The request. Every line that contains "when" counts once; give the total number of such lines, with no other words.

Records shown.
↓
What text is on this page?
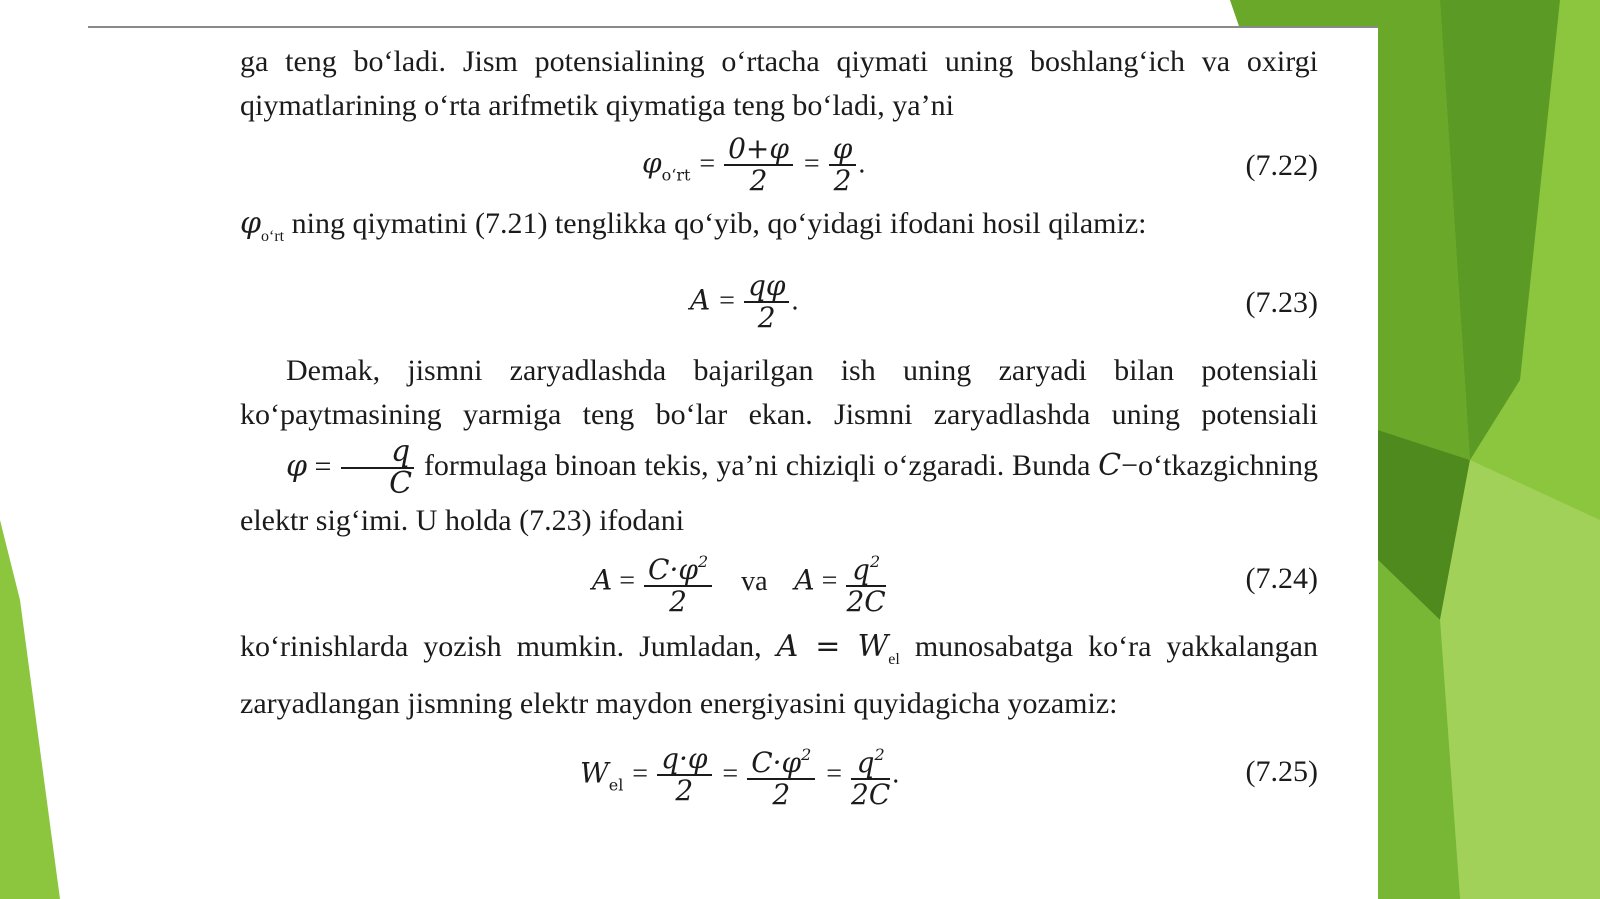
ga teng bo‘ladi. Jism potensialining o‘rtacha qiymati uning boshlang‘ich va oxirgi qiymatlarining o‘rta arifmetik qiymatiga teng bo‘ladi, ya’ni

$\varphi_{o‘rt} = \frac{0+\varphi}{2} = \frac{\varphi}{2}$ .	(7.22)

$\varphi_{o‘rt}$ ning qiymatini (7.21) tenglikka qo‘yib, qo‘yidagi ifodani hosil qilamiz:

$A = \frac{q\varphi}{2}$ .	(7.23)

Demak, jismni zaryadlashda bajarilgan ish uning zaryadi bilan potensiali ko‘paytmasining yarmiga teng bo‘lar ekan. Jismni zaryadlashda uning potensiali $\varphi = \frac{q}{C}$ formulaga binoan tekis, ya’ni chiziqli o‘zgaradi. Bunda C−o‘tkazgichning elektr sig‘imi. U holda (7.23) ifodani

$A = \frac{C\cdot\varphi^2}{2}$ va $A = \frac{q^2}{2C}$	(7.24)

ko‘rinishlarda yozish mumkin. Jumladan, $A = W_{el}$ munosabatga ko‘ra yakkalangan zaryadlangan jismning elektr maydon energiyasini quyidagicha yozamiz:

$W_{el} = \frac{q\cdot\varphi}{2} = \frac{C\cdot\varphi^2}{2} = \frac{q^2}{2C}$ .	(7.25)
↑
↓
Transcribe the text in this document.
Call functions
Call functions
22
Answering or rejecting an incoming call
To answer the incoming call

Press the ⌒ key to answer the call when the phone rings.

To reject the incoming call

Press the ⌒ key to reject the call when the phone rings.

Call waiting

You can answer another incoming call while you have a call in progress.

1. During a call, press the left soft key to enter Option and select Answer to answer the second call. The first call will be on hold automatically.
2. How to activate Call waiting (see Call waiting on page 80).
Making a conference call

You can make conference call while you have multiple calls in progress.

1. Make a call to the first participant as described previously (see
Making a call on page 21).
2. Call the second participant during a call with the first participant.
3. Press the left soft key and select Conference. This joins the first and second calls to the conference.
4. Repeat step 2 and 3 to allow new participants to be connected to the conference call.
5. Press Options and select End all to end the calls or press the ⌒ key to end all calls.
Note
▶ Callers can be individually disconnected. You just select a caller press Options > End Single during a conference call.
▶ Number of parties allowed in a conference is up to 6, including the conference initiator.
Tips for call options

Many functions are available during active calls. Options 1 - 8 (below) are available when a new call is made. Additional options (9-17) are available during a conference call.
↑
Exercise result. 3